What the task asks –
The records below must be written out exactly, with every picture left behind.

━━━ Data

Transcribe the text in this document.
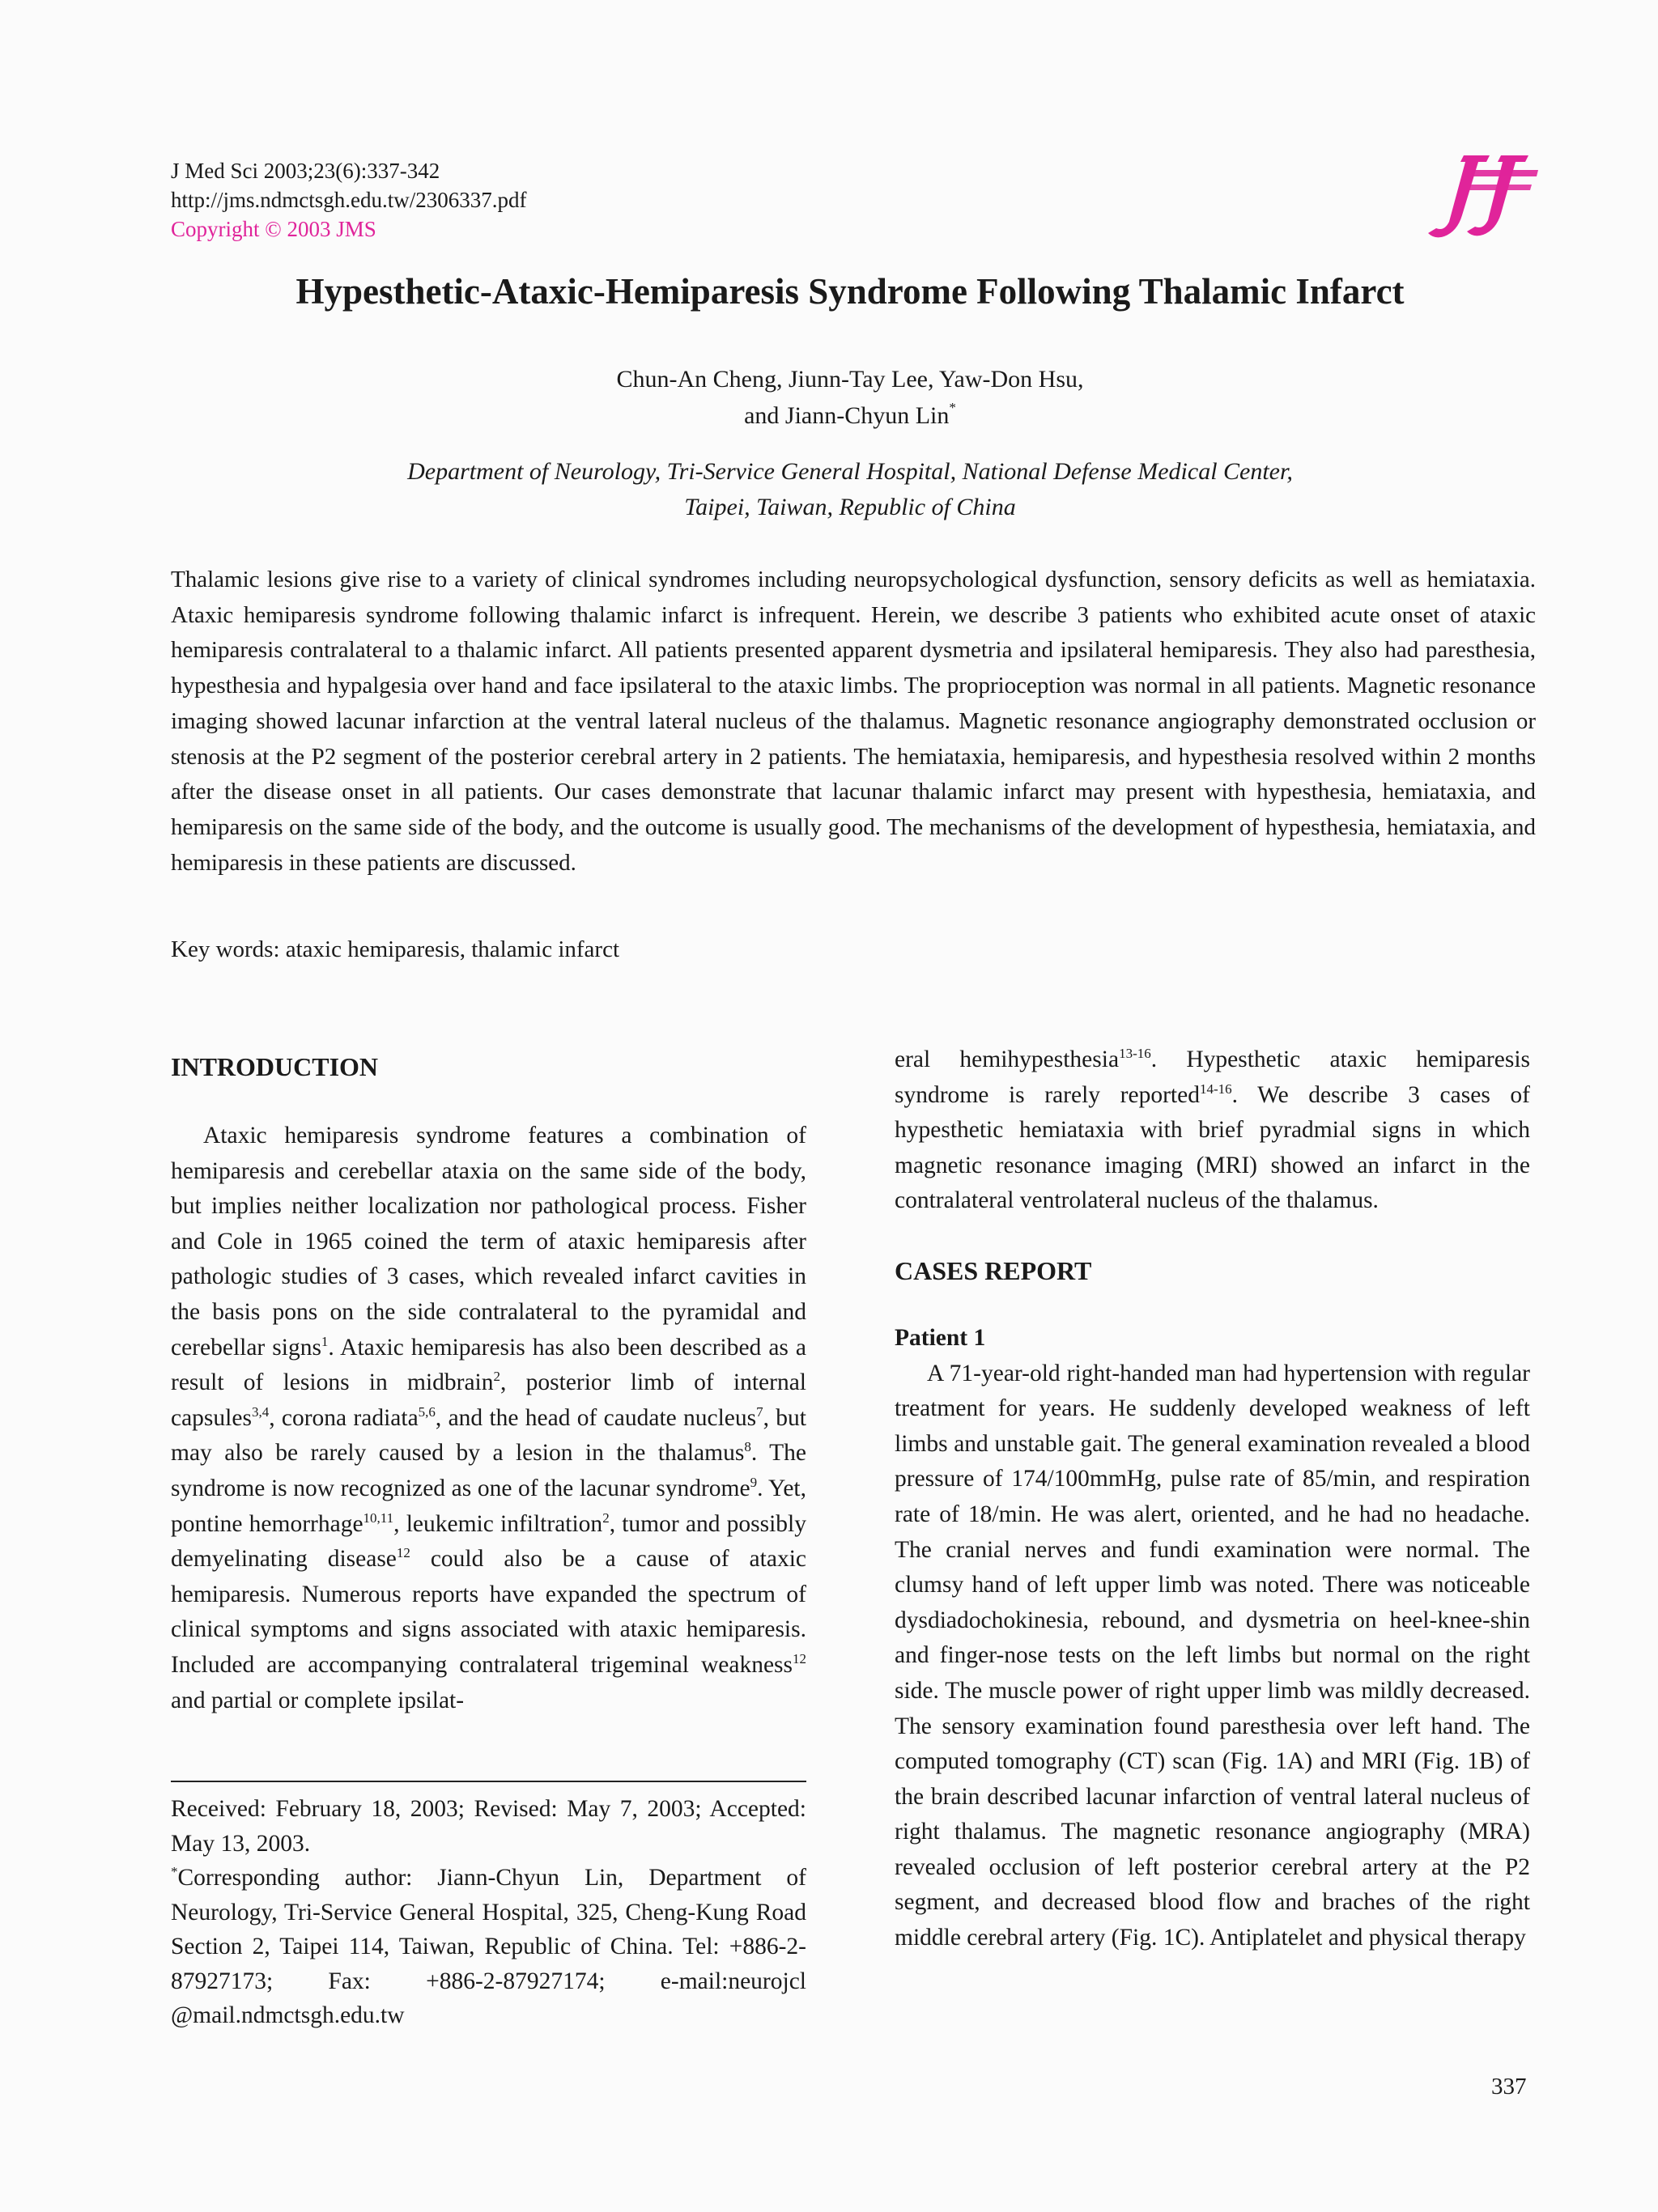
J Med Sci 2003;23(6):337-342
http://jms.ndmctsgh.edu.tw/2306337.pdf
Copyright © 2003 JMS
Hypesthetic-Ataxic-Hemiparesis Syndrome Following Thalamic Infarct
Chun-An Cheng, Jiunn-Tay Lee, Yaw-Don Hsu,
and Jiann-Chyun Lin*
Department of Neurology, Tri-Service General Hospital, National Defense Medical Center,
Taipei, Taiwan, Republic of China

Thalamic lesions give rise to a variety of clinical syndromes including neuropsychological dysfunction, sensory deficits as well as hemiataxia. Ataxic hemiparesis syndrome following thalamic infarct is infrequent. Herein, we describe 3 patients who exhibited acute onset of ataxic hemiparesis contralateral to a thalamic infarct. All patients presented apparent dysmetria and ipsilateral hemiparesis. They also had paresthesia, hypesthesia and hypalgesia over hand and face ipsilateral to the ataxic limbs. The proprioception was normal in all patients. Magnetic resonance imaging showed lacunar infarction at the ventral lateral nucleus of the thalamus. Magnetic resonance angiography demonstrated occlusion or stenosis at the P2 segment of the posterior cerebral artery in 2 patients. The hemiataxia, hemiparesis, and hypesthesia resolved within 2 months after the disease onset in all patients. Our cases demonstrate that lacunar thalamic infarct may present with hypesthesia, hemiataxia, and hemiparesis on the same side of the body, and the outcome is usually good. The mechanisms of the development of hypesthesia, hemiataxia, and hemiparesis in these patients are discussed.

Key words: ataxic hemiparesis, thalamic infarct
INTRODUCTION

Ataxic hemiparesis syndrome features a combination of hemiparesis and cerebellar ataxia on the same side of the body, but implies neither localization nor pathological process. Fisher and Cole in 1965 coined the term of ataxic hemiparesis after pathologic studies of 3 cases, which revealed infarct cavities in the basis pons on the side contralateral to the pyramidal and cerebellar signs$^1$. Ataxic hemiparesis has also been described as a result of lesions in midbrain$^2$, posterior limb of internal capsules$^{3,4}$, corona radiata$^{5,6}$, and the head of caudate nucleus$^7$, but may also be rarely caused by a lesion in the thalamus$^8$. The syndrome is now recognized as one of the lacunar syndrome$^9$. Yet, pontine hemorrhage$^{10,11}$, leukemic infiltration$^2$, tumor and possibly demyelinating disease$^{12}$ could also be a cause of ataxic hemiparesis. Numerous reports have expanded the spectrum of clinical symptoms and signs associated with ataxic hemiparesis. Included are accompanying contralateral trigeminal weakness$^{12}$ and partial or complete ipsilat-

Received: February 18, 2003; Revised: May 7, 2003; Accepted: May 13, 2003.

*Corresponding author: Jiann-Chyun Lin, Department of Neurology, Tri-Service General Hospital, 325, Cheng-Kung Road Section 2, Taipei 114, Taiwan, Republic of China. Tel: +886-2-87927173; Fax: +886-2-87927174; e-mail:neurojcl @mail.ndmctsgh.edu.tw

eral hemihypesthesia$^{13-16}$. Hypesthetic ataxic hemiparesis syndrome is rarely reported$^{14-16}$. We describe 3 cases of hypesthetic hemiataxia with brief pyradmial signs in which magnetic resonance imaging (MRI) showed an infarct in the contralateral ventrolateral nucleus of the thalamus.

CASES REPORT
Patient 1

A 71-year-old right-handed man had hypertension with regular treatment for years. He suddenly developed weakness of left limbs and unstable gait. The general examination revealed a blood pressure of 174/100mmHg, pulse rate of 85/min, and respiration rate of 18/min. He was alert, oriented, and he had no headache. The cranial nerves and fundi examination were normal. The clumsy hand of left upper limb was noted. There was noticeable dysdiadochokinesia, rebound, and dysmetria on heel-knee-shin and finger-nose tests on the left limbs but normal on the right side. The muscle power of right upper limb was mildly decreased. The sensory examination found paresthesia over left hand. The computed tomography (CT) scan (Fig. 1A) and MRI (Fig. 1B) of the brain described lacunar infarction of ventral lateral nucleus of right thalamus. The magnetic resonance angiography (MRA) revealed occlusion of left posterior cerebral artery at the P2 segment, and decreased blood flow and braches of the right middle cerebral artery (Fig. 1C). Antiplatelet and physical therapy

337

━━━━━━

Output for this exercise –
Transcribe the text in this document.
J Med Sci 2003;23(6):337-342
http://jms.ndmctsgh.edu.tw/2306337.pdf
Copyright © 2003 JMS
Hypesthetic-Ataxic-Hemiparesis Syndrome Following Thalamic Infarct
Chun-An Cheng, Jiunn-Tay Lee, Yaw-Don Hsu,
and Jiann-Chyun Lin*
Department of Neurology, Tri-Service General Hospital, National Defense Medical Center,
Taipei, Taiwan, Republic of China

Thalamic lesions give rise to a variety of clinical syndromes including neuropsychological dysfunction, sensory deficits as well as hemiataxia. Ataxic hemiparesis syndrome following thalamic infarct is infrequent. Herein, we describe 3 patients who exhibited acute onset of ataxic hemiparesis contralateral to a thalamic infarct. All patients presented apparent dysmetria and ipsilateral hemiparesis. They also had paresthesia, hypesthesia and hypalgesia over hand and face ipsilateral to the ataxic limbs. The proprioception was normal in all patients. Magnetic resonance imaging showed lacunar infarction at the ventral lateral nucleus of the thalamus. Magnetic resonance angiography demonstrated occlusion or stenosis at the P2 segment of the posterior cerebral artery in 2 patients. The hemiataxia, hemiparesis, and hypesthesia resolved within 2 months after the disease onset in all patients. Our cases demonstrate that lacunar thalamic infarct may present with hypesthesia, hemiataxia, and hemiparesis on the same side of the body, and the outcome is usually good. The mechanisms of the development of hypesthesia, hemiataxia, and hemiparesis in these patients are discussed.

Key words: ataxic hemiparesis, thalamic infarct
INTRODUCTION

Ataxic hemiparesis syndrome features a combination of hemiparesis and cerebellar ataxia on the same side of the body, but implies neither localization nor pathological process. Fisher and Cole in 1965 coined the term of ataxic hemiparesis after pathologic studies of 3 cases, which revealed infarct cavities in the basis pons on the side contralateral to the pyramidal and cerebellar signs$^1$. Ataxic hemiparesis has also been described as a result of lesions in midbrain$^2$, posterior limb of internal capsules$^{3,4}$, corona radiata$^{5,6}$, and the head of caudate nucleus$^7$, but may also be rarely caused by a lesion in the thalamus$^8$. The syndrome is now recognized as one of the lacunar syndrome$^9$. Yet, pontine hemorrhage$^{10,11}$, leukemic infiltration$^2$, tumor and possibly demyelinating disease$^{12}$ could also be a cause of ataxic hemiparesis. Numerous reports have expanded the spectrum of clinical symptoms and signs associated with ataxic hemiparesis. Included are accompanying contralateral trigeminal weakness$^{12}$ and partial or complete ipsilat-

Received: February 18, 2003; Revised: May 7, 2003; Accepted: May 13, 2003.

*Corresponding author: Jiann-Chyun Lin, Department of Neurology, Tri-Service General Hospital, 325, Cheng-Kung Road Section 2, Taipei 114, Taiwan, Republic of China. Tel: +886-2-87927173; Fax: +886-2-87927174; e-mail:neurojcl @mail.ndmctsgh.edu.tw

eral hemihypesthesia$^{13-16}$. Hypesthetic ataxic hemiparesis syndrome is rarely reported$^{14-16}$. We describe 3 cases of hypesthetic hemiataxia with brief pyradmial signs in which magnetic resonance imaging (MRI) showed an infarct in the contralateral ventrolateral nucleus of the thalamus.

CASES REPORT
Patient 1

A 71-year-old right-handed man had hypertension with regular treatment for years. He suddenly developed weakness of left limbs and unstable gait. The general examination revealed a blood pressure of 174/100mmHg, pulse rate of 85/min, and respiration rate of 18/min. He was alert, oriented, and he had no headache. The cranial nerves and fundi examination were normal. The clumsy hand of left upper limb was noted. There was noticeable dysdiadochokinesia, rebound, and dysmetria on heel-knee-shin and finger-nose tests on the left limbs but normal on the right side. The muscle power of right upper limb was mildly decreased. The sensory examination found paresthesia over left hand. The computed tomography (CT) scan (Fig. 1A) and MRI (Fig. 1B) of the brain described lacunar infarction of ventral lateral nucleus of right thalamus. The magnetic resonance angiography (MRA) revealed occlusion of left posterior cerebral artery at the P2 segment, and decreased blood flow and braches of the right middle cerebral artery (Fig. 1C). Antiplatelet and physical therapy

337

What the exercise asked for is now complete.